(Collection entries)
=-=-=-=-=
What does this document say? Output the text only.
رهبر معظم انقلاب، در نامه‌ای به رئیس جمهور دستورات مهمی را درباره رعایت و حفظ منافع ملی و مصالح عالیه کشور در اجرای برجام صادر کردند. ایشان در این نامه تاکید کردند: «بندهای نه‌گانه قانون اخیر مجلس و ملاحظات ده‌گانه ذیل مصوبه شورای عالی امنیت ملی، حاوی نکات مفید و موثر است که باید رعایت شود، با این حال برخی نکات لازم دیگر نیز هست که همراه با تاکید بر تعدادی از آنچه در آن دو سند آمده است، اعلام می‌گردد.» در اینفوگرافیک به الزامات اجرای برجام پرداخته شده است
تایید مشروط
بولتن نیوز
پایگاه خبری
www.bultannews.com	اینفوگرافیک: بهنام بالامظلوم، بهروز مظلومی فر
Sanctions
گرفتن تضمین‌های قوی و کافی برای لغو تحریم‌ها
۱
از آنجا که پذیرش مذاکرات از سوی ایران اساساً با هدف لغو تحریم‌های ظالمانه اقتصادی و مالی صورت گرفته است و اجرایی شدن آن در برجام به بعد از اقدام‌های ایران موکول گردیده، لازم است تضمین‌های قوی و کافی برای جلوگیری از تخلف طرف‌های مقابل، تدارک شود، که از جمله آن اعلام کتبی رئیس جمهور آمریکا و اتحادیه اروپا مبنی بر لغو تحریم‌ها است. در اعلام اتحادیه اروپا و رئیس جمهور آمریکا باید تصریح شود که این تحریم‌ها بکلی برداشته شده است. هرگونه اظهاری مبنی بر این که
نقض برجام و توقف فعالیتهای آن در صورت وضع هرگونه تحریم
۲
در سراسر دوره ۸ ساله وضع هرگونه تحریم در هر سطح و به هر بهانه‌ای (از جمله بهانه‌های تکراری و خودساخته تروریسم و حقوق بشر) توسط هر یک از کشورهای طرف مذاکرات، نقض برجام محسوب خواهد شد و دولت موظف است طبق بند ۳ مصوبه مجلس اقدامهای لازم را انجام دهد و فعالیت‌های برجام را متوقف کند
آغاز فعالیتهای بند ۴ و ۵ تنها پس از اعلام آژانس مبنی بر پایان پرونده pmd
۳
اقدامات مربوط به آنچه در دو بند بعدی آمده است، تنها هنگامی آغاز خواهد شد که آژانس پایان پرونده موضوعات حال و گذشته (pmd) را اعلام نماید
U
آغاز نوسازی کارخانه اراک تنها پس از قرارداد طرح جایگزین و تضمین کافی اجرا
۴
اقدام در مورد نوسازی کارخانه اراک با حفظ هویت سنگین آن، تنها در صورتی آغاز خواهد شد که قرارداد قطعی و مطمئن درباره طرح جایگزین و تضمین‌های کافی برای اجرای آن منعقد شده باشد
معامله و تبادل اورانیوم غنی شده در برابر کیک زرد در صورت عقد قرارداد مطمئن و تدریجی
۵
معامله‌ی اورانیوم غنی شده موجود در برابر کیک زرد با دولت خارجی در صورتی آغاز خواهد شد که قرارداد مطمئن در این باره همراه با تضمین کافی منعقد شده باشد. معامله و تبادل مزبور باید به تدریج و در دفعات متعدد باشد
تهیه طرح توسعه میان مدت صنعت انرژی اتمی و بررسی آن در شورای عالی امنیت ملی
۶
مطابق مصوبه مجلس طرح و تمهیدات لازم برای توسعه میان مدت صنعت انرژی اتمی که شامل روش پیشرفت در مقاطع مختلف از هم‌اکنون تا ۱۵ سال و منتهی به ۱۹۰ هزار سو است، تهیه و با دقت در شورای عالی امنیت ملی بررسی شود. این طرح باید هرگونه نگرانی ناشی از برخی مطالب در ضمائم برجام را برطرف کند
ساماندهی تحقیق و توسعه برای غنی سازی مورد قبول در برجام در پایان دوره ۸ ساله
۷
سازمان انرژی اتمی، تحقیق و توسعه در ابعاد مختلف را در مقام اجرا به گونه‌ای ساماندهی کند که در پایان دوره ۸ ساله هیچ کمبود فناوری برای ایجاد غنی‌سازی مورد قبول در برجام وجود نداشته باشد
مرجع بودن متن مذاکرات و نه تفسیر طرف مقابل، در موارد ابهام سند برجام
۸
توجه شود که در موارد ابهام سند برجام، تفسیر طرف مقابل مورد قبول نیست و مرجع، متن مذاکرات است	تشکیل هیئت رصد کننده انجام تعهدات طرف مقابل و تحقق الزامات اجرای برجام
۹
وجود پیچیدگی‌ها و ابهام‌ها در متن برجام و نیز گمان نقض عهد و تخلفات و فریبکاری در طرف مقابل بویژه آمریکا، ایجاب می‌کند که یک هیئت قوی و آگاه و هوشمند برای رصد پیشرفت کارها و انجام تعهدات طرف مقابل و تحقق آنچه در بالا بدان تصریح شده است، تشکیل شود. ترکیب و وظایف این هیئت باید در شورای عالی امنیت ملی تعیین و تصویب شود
=-=-=-=-=
Wherever the string "تحقیق" appears in the entries above, list that line.

ساماندهی تحقیق و توسعه برای غنی سازی مورد قبول در برجام در پایان دوره ۸ ساله
سازمان انرژی اتمی، تحقیق و توسعه در ابعاد مختلف را در مقام اجرا به گونه‌ای ساماندهی کند که در پایان دوره ۸ ساله هیچ کمبود فناوری برای ایجاد غنی‌سازی مورد قبول در برجام وجود نداشته باشد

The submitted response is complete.